━━ INFORMATION SHOWN ━━

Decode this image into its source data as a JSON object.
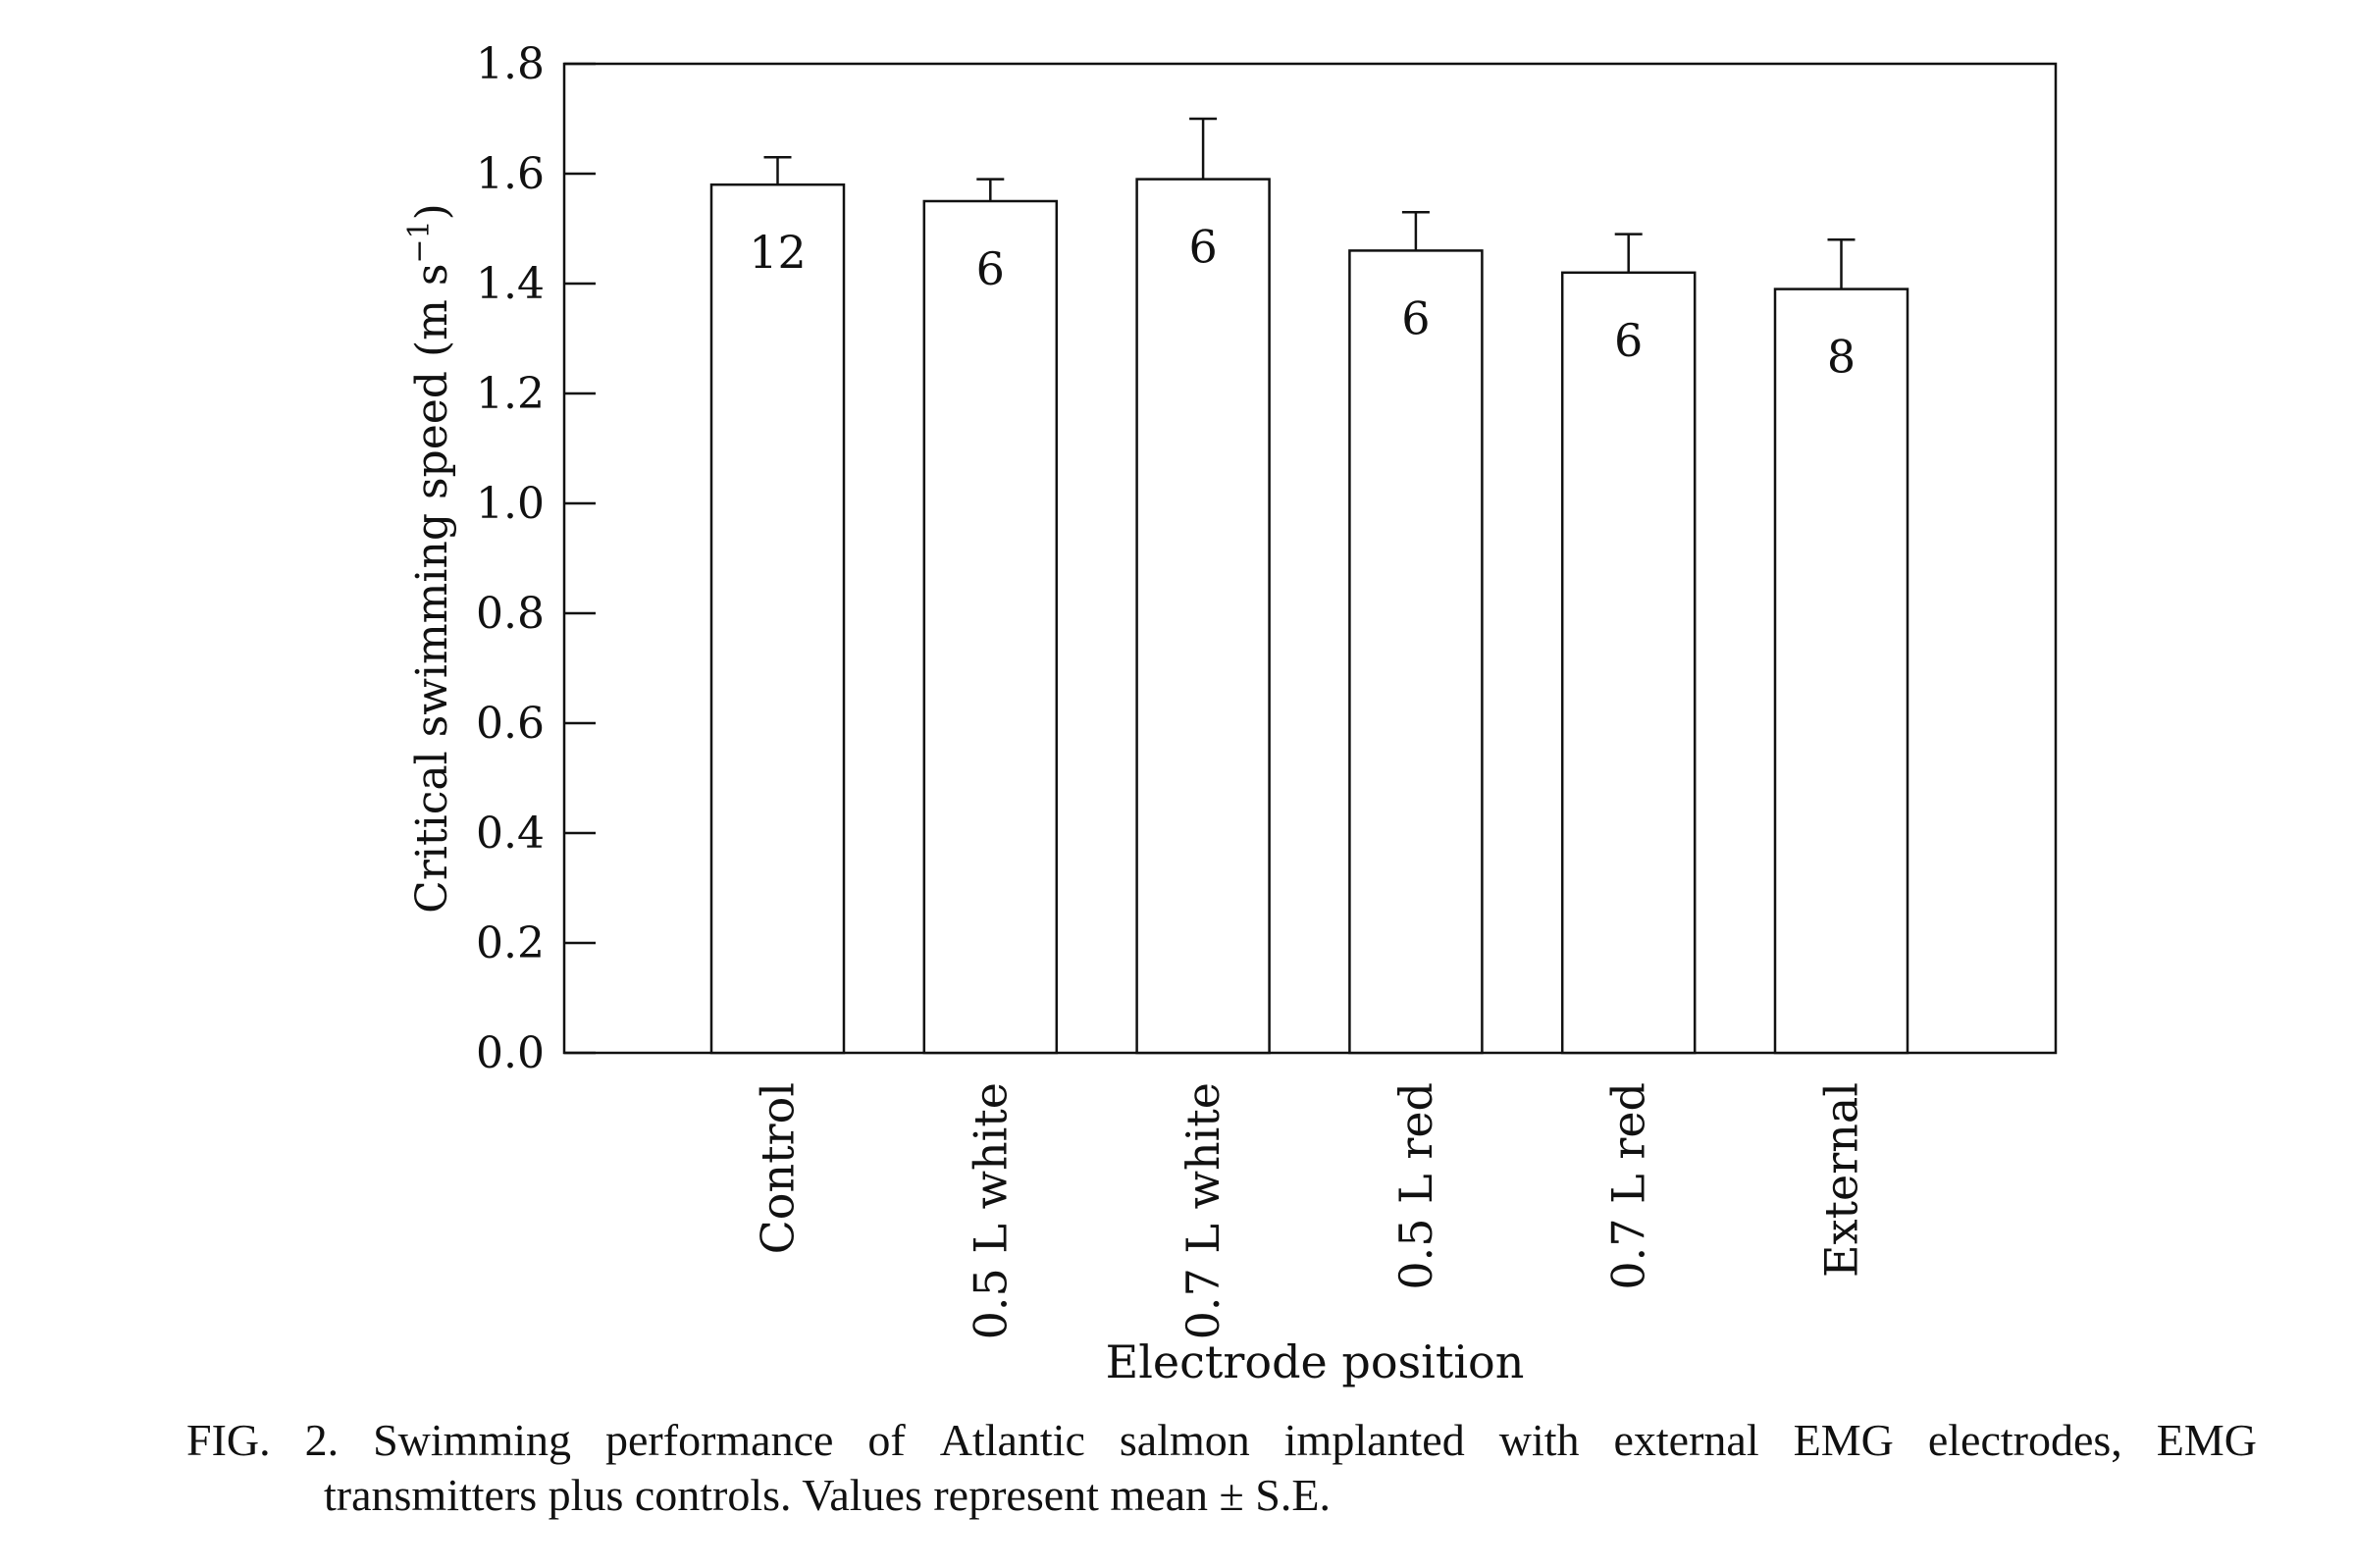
{
  "chart_data": {
    "type": "bar",
    "categories": [
      "Control",
      "0.5 L white",
      "0.7 L white",
      "0.5 L red",
      "0.7 L red",
      "External"
    ],
    "values": [
      1.58,
      1.55,
      1.59,
      1.46,
      1.42,
      1.39
    ],
    "errors": [
      0.05,
      0.04,
      0.11,
      0.07,
      0.07,
      0.09
    ],
    "n_labels": [
      "12",
      "6",
      "6",
      "6",
      "6",
      "8"
    ],
    "title": "",
    "xlabel": "Electrode position",
    "ylabel": "Critical swimming speed (m s",
    "ylabel_sup": "−1",
    "ylabel_close": ")",
    "ylim": [
      0.0,
      1.8
    ],
    "yticks": [
      "0.0",
      "0.2",
      "0.4",
      "0.6",
      "0.8",
      "1.0",
      "1.2",
      "1.4",
      "1.6",
      "1.8"
    ],
    "grid": false,
    "legend": "none"
  },
  "caption": {
    "line1_words": [
      "FIG.",
      "2.",
      "Swimming",
      "performance",
      "of",
      "Atlantic",
      "salmon",
      "implanted",
      "with",
      "external",
      "EMG",
      "electrodes,",
      "EMG"
    ],
    "line2": "transmitters plus controls.  Values represent mean ± ",
    "se": "S.E."
  }
}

━━━

YOUR OBJECTIVE
Each record above should come back exactly the same, only without its pictures.

RESULT
Decode this image into its source data as a JSON object.
{
  "chart_data": {
    "type": "bar",
    "categories": [
      "Control",
      "0.5 L white",
      "0.7 L white",
      "0.5 L red",
      "0.7 L red",
      "External"
    ],
    "values": [
      1.58,
      1.55,
      1.59,
      1.46,
      1.42,
      1.39
    ],
    "errors": [
      0.05,
      0.04,
      0.11,
      0.07,
      0.07,
      0.09
    ],
    "n_labels": [
      "12",
      "6",
      "6",
      "6",
      "6",
      "8"
    ],
    "title": "",
    "xlabel": "Electrode position",
    "ylabel": "Critical swimming speed (m s",
    "ylabel_sup": "−1",
    "ylabel_close": ")",
    "ylim": [
      0.0,
      1.8
    ],
    "yticks": [
      "0.0",
      "0.2",
      "0.4",
      "0.6",
      "0.8",
      "1.0",
      "1.2",
      "1.4",
      "1.6",
      "1.8"
    ],
    "grid": false,
    "legend": "none"
  },
  "caption": {
    "line1_words": [
      "FIG.",
      "2.",
      "Swimming",
      "performance",
      "of",
      "Atlantic",
      "salmon",
      "implanted",
      "with",
      "external",
      "EMG",
      "electrodes,",
      "EMG"
    ],
    "line2": "transmitters plus controls.  Values represent mean ± ",
    "se": "S.E."
  }
}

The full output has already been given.